WHAT IS EXPECTED
Make an exact copy of all the data.

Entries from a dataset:
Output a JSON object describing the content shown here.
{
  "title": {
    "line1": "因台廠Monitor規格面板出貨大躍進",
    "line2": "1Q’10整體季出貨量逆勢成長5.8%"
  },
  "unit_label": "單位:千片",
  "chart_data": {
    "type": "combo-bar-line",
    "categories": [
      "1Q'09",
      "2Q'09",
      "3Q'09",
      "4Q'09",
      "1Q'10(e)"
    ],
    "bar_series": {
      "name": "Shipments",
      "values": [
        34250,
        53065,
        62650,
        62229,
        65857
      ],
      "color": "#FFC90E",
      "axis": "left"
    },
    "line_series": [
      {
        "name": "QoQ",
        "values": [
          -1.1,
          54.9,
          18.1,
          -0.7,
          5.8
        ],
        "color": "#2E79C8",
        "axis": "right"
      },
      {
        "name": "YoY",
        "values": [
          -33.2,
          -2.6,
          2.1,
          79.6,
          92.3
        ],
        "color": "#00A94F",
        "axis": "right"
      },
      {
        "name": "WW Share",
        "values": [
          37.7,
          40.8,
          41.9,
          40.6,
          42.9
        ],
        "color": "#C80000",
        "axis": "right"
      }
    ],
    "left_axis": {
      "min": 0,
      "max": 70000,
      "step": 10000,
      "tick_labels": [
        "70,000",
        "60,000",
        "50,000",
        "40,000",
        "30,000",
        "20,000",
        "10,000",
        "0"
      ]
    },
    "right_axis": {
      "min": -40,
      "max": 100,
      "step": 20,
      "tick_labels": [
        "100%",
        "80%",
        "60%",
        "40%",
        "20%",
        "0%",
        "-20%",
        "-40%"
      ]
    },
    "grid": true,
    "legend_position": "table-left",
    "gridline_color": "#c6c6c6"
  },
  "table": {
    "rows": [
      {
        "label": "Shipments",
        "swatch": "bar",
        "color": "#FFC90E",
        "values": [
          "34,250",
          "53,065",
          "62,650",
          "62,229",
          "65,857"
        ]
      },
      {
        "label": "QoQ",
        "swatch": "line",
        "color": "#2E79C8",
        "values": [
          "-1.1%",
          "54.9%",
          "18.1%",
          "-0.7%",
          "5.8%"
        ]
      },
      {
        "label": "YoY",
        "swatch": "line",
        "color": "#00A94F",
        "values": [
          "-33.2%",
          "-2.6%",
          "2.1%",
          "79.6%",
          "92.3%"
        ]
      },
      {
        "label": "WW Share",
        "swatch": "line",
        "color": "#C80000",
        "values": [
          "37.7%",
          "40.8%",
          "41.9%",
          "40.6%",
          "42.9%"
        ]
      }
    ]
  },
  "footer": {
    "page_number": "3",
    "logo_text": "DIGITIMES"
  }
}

RESULT OF THIS EXERCISE
Output a JSON object describing the content shown here.
{
  "title": {
    "line1": "因台廠Monitor規格面板出貨大躍進",
    "line2": "1Q’10整體季出貨量逆勢成長5.8%"
  },
  "unit_label": "單位:千片",
  "chart_data": {
    "type": "combo-bar-line",
    "categories": [
      "1Q'09",
      "2Q'09",
      "3Q'09",
      "4Q'09",
      "1Q'10(e)"
    ],
    "bar_series": {
      "name": "Shipments",
      "values": [
        34250,
        53065,
        62650,
        62229,
        65857
      ],
      "color": "#FFC90E",
      "axis": "left"
    },
    "line_series": [
      {
        "name": "QoQ",
        "values": [
          -1.1,
          54.9,
          18.1,
          -0.7,
          5.8
        ],
        "color": "#2E79C8",
        "axis": "right"
      },
      {
        "name": "YoY",
        "values": [
          -33.2,
          -2.6,
          2.1,
          79.6,
          92.3
        ],
        "color": "#00A94F",
        "axis": "right"
      },
      {
        "name": "WW Share",
        "values": [
          37.7,
          40.8,
          41.9,
          40.6,
          42.9
        ],
        "color": "#C80000",
        "axis": "right"
      }
    ],
    "left_axis": {
      "min": 0,
      "max": 70000,
      "step": 10000,
      "tick_labels": [
        "70,000",
        "60,000",
        "50,000",
        "40,000",
        "30,000",
        "20,000",
        "10,000",
        "0"
      ]
    },
    "right_axis": {
      "min": -40,
      "max": 100,
      "step": 20,
      "tick_labels": [
        "100%",
        "80%",
        "60%",
        "40%",
        "20%",
        "0%",
        "-20%",
        "-40%"
      ]
    },
    "grid": true,
    "legend_position": "table-left",
    "gridline_color": "#c6c6c6"
  },
  "table": {
    "rows": [
      {
        "label": "Shipments",
        "swatch": "bar",
        "color": "#FFC90E",
        "values": [
          "34,250",
          "53,065",
          "62,650",
          "62,229",
          "65,857"
        ]
      },
      {
        "label": "QoQ",
        "swatch": "line",
        "color": "#2E79C8",
        "values": [
          "-1.1%",
          "54.9%",
          "18.1%",
          "-0.7%",
          "5.8%"
        ]
      },
      {
        "label": "YoY",
        "swatch": "line",
        "color": "#00A94F",
        "values": [
          "-33.2%",
          "-2.6%",
          "2.1%",
          "79.6%",
          "92.3%"
        ]
      },
      {
        "label": "WW Share",
        "swatch": "line",
        "color": "#C80000",
        "values": [
          "37.7%",
          "40.8%",
          "41.9%",
          "40.6%",
          "42.9%"
        ]
      }
    ]
  },
  "footer": {
    "page_number": "3",
    "logo_text": "DIGITIMES"
  }
}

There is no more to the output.